### Dataset extract
────

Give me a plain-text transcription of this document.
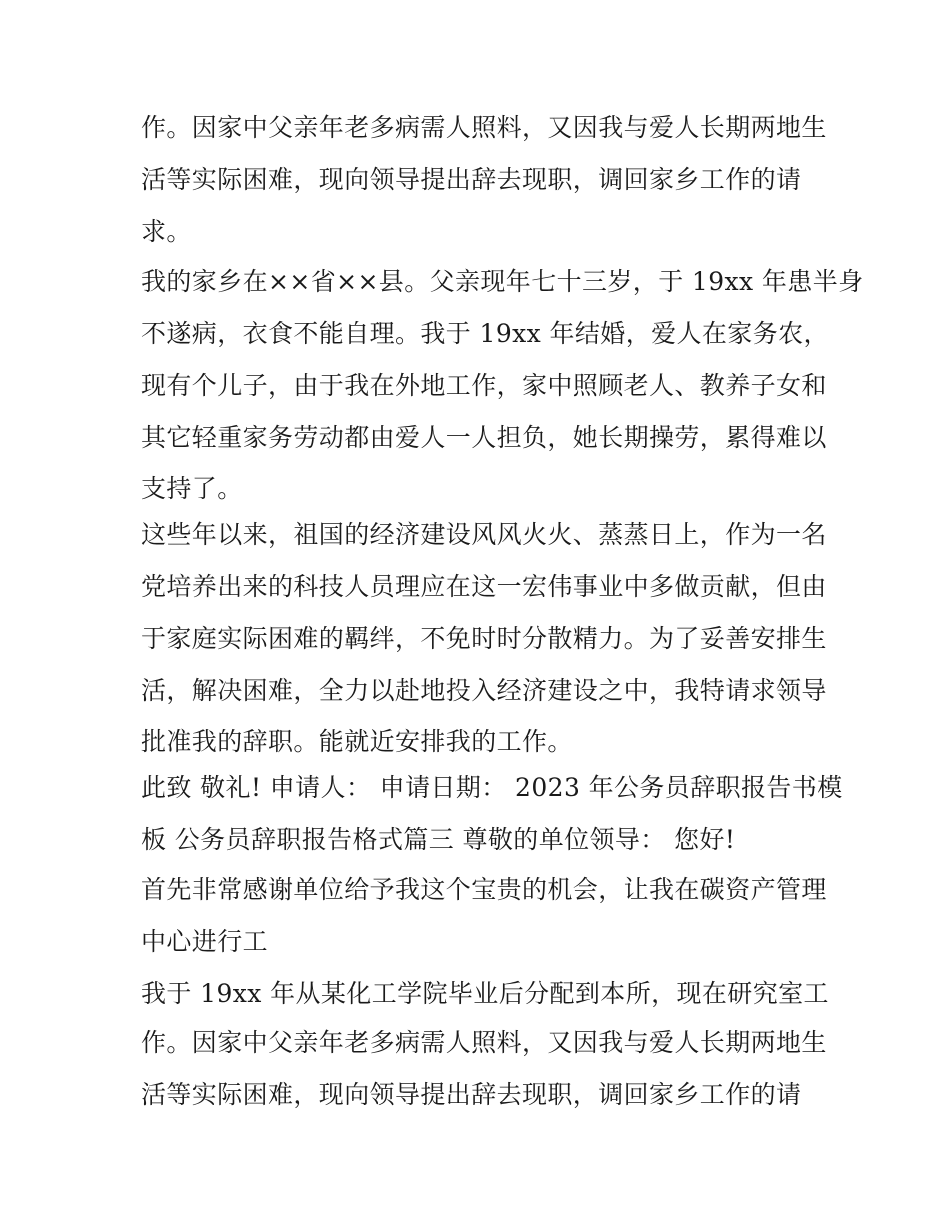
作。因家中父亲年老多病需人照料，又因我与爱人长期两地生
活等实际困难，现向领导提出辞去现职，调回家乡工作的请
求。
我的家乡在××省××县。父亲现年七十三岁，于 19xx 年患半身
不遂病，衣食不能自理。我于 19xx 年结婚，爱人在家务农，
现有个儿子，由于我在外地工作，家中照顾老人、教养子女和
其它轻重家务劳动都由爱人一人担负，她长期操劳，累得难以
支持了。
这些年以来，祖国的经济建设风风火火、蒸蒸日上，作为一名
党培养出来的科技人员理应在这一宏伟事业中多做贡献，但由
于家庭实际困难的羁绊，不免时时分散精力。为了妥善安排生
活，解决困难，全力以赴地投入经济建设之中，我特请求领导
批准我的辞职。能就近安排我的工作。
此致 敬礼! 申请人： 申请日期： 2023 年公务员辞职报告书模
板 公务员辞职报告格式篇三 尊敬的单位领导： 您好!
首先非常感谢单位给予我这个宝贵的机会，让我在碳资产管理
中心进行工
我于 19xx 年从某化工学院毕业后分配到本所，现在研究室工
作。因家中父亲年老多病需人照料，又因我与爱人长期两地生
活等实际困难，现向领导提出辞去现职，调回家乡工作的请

────

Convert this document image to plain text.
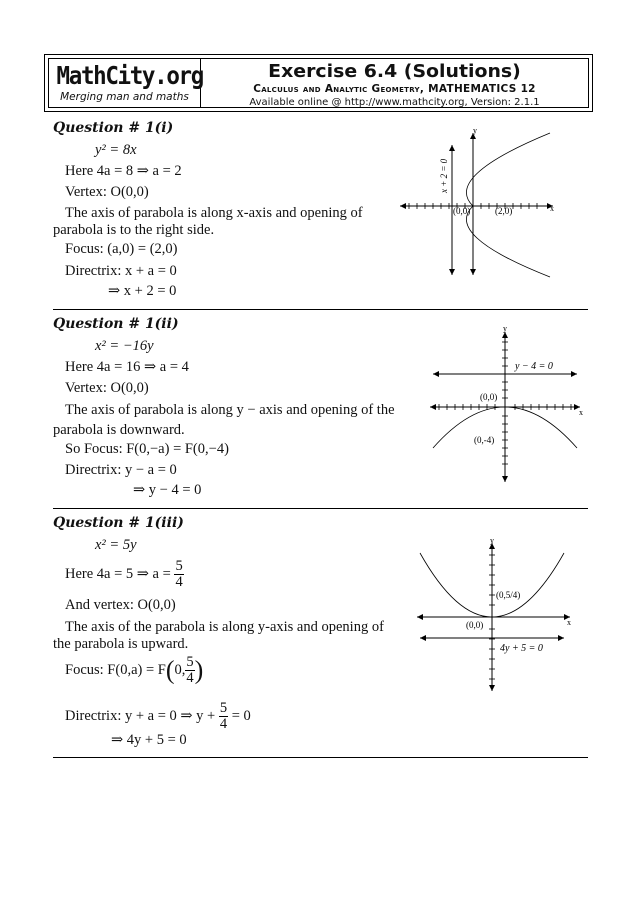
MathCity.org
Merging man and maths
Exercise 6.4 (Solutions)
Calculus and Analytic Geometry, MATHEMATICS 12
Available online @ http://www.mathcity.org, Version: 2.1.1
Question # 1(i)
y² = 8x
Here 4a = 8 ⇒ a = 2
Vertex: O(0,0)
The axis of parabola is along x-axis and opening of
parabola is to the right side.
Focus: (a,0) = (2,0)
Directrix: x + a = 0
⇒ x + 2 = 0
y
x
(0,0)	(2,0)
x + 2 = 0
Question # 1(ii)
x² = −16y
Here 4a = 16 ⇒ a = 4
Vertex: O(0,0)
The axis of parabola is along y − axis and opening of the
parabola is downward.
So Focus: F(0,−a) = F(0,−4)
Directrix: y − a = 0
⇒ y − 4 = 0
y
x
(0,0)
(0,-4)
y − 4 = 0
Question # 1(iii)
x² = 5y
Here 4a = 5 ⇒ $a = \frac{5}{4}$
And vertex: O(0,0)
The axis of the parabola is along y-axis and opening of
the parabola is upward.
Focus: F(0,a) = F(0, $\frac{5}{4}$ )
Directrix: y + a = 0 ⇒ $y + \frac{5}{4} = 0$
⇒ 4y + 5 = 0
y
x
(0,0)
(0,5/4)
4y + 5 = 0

────

Extract every line above that contains the word "plain".

### The result
Give me a plain-text transcription of this document.
Convert this document image to plain text.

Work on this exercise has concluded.